## [Task to complete]
Find each line with the string "name" and report it.

## [Supplied entries]

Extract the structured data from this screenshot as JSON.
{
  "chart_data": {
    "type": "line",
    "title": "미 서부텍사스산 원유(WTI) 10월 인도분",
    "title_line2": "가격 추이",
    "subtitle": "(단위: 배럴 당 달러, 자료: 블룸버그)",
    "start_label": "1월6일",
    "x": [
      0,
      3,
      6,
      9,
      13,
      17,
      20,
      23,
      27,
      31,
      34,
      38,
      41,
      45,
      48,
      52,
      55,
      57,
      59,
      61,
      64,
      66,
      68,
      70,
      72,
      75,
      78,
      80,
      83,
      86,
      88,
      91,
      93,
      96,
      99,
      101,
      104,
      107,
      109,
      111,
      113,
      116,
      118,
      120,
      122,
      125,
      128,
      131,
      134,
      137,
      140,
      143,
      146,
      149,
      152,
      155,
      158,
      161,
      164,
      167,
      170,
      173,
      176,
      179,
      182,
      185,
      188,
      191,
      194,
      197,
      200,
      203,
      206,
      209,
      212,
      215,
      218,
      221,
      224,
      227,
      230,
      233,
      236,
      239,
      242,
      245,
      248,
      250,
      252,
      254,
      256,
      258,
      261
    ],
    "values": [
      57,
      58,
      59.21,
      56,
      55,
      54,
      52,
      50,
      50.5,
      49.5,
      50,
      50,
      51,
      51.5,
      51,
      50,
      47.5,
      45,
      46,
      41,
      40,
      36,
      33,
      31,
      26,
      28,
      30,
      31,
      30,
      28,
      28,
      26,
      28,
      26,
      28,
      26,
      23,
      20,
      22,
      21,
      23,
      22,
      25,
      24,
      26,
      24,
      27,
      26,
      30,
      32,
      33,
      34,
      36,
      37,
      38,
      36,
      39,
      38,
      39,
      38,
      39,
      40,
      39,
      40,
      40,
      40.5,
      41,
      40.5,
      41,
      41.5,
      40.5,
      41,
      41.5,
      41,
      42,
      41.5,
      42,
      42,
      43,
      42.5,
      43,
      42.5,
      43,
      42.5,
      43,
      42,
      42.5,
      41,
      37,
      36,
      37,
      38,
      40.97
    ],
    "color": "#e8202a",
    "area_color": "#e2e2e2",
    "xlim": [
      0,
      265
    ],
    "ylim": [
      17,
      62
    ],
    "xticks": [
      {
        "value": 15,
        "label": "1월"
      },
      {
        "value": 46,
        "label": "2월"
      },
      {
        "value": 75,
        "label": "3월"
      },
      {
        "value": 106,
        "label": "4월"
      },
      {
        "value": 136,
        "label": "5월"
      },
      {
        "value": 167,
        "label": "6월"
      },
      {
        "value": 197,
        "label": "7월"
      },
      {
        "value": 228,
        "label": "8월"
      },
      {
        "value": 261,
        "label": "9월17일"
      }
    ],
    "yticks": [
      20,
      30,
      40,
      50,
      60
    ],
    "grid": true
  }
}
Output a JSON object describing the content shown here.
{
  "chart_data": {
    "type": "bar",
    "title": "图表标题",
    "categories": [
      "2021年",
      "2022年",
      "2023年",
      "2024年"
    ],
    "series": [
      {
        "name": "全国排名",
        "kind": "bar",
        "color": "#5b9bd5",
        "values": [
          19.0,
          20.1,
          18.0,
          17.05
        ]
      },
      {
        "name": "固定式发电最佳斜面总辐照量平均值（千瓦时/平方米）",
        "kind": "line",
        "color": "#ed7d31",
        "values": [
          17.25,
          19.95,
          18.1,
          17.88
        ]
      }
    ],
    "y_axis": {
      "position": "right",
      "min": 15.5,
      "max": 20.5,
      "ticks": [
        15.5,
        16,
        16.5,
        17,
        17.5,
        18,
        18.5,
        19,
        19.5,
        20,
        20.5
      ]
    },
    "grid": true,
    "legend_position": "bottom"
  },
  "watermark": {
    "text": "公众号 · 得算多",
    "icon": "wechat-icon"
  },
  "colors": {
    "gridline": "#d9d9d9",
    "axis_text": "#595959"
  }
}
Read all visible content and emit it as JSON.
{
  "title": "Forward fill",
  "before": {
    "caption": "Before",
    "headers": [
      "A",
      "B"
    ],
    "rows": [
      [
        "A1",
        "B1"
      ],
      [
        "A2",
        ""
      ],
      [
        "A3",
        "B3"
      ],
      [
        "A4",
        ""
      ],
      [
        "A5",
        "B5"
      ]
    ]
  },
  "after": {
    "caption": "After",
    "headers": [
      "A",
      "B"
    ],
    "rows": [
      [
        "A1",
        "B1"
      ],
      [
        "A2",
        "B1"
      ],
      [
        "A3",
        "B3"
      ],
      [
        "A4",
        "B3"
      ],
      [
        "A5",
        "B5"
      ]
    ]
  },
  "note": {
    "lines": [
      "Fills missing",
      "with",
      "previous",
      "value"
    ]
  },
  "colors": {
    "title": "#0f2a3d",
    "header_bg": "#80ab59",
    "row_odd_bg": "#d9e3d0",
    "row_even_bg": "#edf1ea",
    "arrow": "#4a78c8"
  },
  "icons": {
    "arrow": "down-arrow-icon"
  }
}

## [Final result]
        "name": "全国排名",
        "name": "固定式发电最佳斜面总辐照量平均值（千瓦时/平方米）",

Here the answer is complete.